Data in this exercise:

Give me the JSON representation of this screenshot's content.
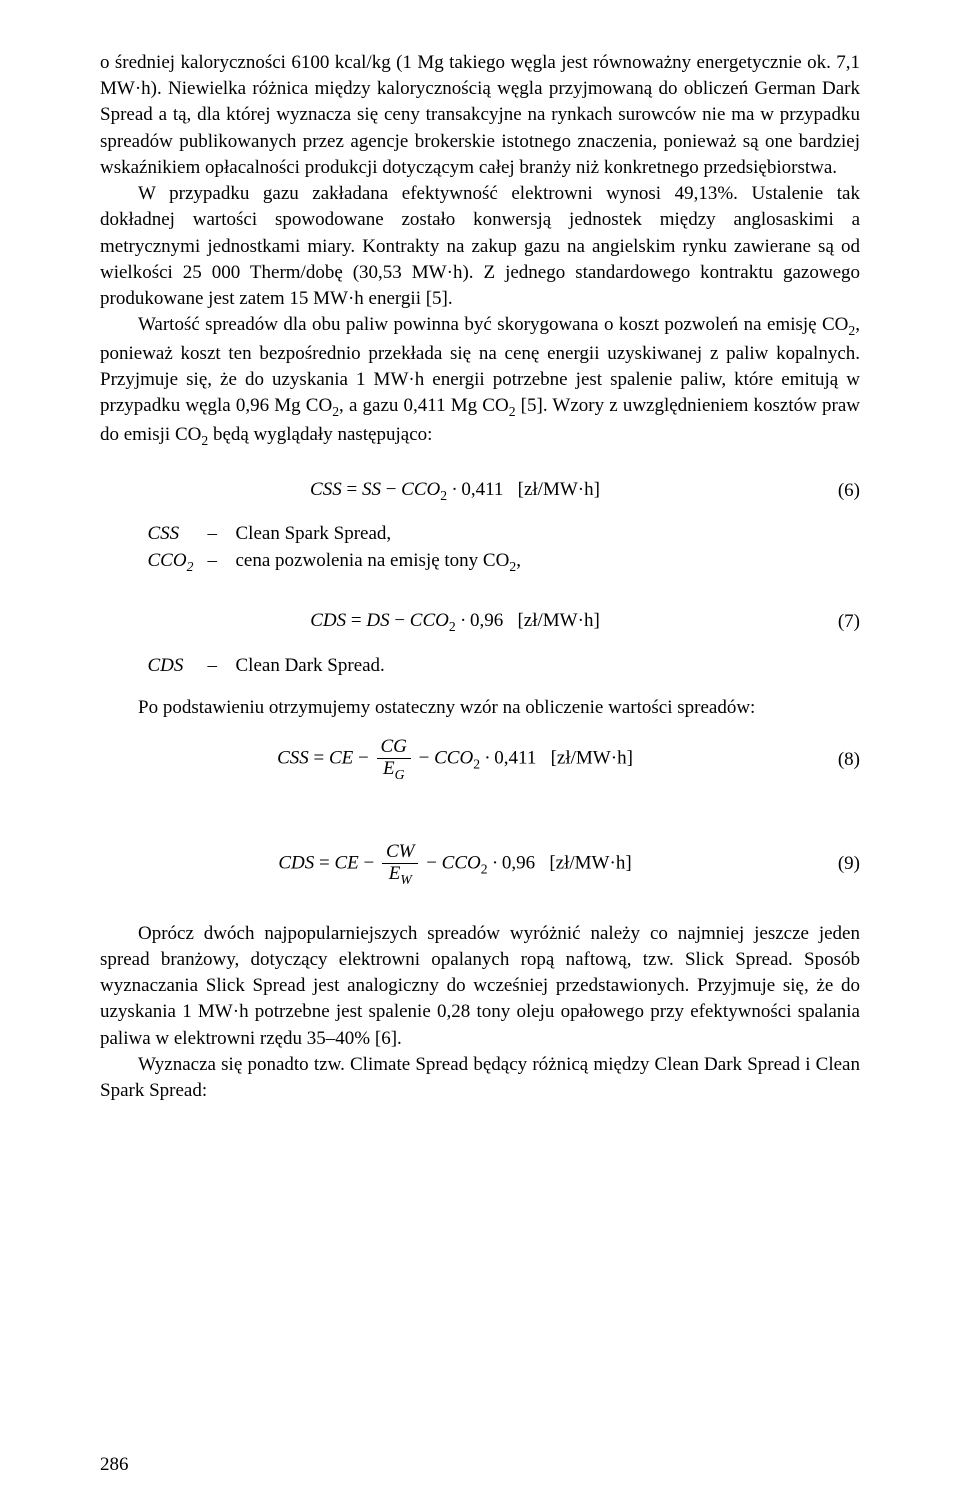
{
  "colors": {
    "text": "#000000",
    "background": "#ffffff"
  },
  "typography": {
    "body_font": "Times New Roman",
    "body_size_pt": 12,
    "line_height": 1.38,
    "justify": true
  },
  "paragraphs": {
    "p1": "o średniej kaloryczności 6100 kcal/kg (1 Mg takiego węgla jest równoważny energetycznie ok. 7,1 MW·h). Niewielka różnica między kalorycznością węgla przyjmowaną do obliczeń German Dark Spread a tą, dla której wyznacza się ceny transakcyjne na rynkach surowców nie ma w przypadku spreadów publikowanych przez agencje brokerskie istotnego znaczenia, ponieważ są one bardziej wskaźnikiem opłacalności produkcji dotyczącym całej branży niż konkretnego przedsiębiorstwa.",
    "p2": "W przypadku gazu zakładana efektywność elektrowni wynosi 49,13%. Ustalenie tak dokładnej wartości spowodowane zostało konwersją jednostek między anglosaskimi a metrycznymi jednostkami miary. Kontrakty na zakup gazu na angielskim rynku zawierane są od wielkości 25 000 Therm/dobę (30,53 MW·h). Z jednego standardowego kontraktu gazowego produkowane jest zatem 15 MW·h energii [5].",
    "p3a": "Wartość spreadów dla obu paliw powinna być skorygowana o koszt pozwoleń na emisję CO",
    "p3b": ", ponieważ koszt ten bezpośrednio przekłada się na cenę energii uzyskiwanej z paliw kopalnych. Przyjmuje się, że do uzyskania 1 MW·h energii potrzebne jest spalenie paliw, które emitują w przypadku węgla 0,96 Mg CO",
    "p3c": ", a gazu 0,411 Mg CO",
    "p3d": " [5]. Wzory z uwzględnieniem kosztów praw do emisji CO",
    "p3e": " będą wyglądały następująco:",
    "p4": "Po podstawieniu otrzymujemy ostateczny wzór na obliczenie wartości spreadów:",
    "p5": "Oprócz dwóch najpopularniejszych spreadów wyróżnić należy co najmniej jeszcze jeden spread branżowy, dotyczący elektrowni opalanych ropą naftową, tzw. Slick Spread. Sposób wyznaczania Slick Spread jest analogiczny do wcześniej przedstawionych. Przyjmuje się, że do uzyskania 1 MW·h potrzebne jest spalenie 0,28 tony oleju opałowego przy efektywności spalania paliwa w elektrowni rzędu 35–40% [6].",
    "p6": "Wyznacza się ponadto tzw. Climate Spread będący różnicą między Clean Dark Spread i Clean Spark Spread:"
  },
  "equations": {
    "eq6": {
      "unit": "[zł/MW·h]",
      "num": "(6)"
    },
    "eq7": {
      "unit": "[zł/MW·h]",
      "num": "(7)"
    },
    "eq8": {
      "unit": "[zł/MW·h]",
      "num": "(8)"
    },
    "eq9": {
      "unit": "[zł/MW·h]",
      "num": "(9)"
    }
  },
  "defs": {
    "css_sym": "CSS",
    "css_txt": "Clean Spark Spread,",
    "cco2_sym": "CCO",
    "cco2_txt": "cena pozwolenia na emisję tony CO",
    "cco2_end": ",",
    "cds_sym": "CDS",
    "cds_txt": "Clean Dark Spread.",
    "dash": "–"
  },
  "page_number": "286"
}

--

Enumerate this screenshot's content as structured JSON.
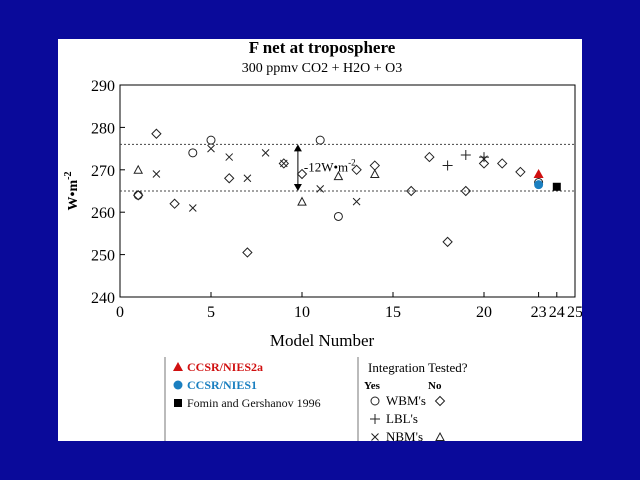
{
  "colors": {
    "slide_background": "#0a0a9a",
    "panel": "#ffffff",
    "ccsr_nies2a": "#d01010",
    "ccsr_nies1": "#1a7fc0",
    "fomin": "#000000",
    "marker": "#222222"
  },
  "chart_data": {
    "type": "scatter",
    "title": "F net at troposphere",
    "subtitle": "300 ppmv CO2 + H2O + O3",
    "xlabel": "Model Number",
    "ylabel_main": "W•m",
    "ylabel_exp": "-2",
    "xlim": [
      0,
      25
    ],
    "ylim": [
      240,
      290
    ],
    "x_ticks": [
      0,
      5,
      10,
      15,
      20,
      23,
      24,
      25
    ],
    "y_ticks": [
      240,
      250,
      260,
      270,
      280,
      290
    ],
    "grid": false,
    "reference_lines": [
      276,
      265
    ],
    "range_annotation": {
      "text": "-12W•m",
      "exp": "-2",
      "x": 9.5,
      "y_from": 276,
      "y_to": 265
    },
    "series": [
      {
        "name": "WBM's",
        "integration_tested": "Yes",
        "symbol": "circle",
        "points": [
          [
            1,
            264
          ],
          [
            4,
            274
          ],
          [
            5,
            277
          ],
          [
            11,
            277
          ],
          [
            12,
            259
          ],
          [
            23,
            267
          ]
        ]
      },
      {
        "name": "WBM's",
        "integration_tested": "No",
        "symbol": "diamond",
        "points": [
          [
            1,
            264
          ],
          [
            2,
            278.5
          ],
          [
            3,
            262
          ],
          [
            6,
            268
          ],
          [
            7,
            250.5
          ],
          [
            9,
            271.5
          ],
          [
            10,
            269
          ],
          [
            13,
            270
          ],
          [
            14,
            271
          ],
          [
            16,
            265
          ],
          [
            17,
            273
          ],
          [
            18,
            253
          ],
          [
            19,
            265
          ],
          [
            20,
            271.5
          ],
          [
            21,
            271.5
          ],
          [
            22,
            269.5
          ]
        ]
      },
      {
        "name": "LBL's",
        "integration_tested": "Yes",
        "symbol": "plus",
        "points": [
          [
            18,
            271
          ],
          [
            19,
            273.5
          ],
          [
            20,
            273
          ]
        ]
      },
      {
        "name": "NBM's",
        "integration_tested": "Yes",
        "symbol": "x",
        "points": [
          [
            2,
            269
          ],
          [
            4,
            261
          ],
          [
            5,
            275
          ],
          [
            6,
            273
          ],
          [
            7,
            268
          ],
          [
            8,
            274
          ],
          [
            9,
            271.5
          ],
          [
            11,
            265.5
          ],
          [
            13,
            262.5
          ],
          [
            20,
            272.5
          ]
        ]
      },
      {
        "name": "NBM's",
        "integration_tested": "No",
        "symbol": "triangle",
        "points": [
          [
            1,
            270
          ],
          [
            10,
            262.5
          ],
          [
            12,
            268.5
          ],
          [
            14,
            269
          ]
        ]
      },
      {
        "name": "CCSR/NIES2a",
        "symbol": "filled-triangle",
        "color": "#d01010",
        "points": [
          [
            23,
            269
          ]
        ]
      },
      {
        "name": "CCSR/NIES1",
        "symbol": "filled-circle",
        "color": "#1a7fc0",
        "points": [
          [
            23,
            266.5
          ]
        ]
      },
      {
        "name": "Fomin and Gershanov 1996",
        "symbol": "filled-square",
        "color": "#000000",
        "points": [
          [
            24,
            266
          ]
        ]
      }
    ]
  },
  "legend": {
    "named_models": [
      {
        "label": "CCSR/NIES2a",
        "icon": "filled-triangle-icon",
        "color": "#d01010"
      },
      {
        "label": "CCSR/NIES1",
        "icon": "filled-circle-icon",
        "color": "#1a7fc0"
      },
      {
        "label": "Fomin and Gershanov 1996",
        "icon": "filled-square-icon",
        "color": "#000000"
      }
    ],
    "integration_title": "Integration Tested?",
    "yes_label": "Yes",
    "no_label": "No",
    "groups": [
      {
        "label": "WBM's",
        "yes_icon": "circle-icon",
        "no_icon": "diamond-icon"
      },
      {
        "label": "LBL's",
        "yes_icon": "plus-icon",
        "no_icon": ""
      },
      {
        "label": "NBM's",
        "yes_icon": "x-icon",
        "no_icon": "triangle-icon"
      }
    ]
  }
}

...

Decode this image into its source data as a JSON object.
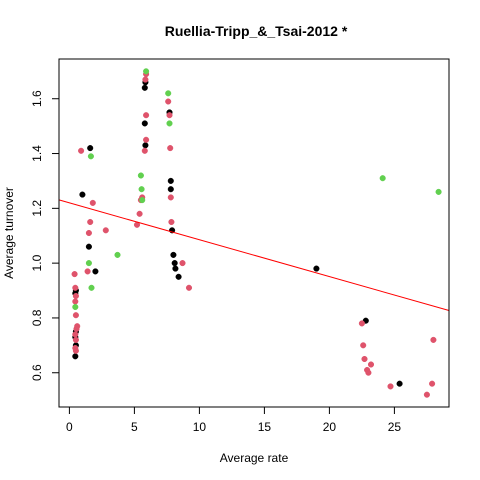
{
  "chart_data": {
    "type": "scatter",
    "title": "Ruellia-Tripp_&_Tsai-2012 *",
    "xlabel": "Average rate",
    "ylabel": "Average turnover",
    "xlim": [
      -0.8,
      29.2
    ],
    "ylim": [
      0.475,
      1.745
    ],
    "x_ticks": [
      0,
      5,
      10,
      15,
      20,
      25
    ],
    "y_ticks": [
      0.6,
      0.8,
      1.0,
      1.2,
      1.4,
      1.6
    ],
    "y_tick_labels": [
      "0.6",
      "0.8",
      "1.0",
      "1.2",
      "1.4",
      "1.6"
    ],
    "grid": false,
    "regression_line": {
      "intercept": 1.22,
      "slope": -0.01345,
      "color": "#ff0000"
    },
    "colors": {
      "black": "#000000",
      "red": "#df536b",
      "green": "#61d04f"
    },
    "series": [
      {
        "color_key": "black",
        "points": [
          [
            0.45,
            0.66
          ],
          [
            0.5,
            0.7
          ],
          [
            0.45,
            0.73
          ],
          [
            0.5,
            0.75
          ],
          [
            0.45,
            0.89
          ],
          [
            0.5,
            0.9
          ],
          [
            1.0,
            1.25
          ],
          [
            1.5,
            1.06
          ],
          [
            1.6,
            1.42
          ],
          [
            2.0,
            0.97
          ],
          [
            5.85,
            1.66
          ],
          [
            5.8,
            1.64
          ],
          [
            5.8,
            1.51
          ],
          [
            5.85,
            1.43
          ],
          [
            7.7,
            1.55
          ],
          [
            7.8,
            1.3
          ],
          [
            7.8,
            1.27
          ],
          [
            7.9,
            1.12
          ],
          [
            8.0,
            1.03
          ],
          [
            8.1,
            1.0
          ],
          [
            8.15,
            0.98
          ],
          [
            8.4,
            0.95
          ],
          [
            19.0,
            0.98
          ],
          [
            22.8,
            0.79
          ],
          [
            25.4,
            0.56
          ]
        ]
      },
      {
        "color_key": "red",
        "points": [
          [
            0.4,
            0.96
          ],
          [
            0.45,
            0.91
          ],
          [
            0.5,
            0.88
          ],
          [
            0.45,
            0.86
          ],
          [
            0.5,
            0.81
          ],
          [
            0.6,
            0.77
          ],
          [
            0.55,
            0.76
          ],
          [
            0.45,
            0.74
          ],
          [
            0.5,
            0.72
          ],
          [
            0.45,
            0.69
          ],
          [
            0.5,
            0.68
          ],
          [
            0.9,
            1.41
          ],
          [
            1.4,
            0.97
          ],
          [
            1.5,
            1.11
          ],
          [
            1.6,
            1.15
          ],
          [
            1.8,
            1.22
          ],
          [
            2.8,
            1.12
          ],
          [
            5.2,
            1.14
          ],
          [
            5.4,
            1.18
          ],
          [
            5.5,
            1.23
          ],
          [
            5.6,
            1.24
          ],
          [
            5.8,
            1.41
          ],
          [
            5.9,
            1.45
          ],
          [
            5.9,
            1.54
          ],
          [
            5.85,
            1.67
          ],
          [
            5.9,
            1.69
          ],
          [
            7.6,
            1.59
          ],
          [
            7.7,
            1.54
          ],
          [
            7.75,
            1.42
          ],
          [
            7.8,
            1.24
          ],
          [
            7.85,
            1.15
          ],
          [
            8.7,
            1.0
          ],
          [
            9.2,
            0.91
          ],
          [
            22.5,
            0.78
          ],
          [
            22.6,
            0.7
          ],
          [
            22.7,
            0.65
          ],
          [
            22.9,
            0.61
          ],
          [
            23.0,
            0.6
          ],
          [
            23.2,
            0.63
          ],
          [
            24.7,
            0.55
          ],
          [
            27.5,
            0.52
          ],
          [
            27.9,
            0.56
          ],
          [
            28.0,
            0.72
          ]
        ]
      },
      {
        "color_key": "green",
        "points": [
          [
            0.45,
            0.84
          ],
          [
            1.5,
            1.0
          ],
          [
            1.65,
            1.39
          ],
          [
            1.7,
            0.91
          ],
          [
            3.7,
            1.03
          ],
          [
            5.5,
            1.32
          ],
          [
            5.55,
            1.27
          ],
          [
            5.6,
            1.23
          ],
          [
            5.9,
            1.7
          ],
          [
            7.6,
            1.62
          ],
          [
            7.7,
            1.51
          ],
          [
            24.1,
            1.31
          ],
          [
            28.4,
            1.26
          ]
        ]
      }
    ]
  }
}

To do:
Report only the number of lines in the data above that contain "emisję".

Task output:
2